● SHORT PROBLEM
Leaving out every picture, quote the data below exactly as it appears.

[Data entries for graphics]

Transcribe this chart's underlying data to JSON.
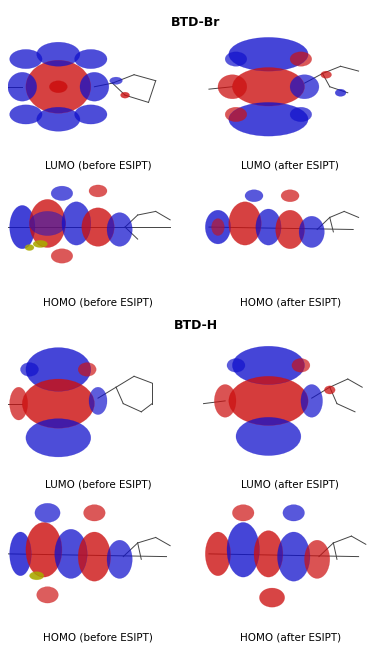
{
  "title1": "BTD-Br",
  "title2": "BTD-H",
  "labels": [
    [
      "LUMO (before ESIPT)",
      "LUMO (after ESIPT)"
    ],
    [
      "HOMO (before ESIPT)",
      "HOMO (after ESIPT)"
    ],
    [
      "LUMO (before ESIPT)",
      "LUMO (after ESIPT)"
    ],
    [
      "HOMO (before ESIPT)",
      "HOMO (after ESIPT)"
    ]
  ],
  "background_color": "#ffffff",
  "label_fontsize": 7.5,
  "title_fontsize": 9,
  "figsize": [
    3.92,
    6.51
  ],
  "dpi": 100,
  "red_color": "#cc1111",
  "blue_color": "#1111cc",
  "blue_light": "#4444ee",
  "red_light": "#ee4444"
}
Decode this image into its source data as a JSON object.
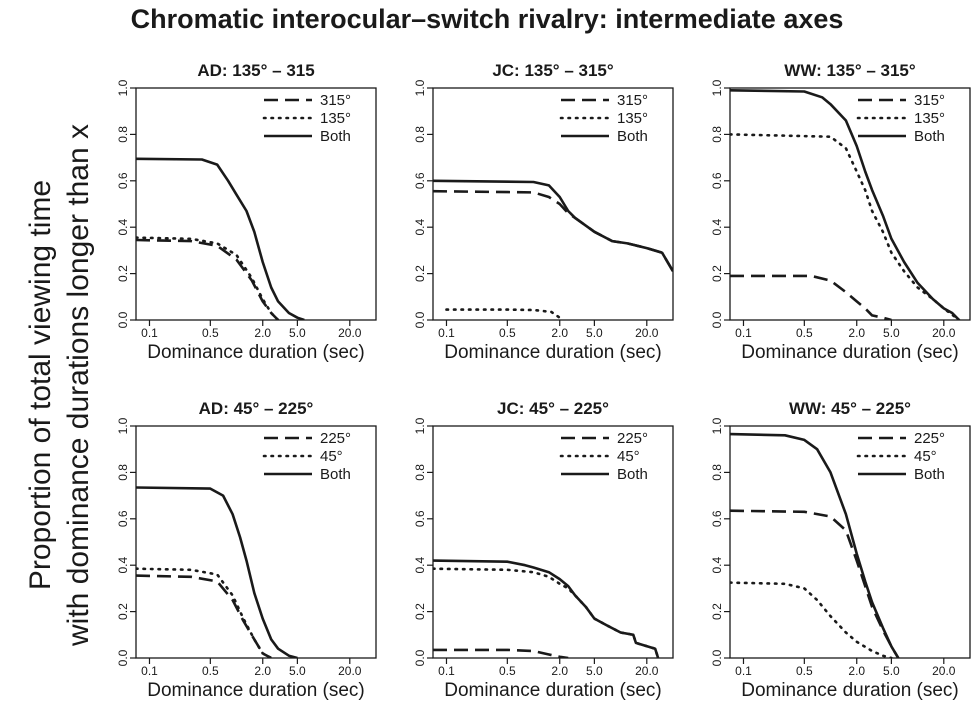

● SOLUTION
Transcribe this chart's underlying data to JSON.
{
  "title1": "BTD-Br",
  "title2": "BTD-H",
  "labels": [
    [
      "LUMO (before ESIPT)",
      "LUMO (after ESIPT)"
    ],
    [
      "HOMO (before ESIPT)",
      "HOMO (after ESIPT)"
    ],
    [
      "LUMO (before ESIPT)",
      "LUMO (after ESIPT)"
    ],
    [
      "HOMO (before ESIPT)",
      "HOMO (after ESIPT)"
    ]
  ],
  "background_color": "#ffffff",
  "label_fontsize": 7.5,
  "title_fontsize": 9,
  "figsize": [
    3.92,
    6.51
  ],
  "dpi": 100,
  "red_color": "#cc1111",
  "blue_color": "#1111cc",
  "blue_light": "#4444ee",
  "red_light": "#ee4444"
}
Decode this image into its source data as a JSON object.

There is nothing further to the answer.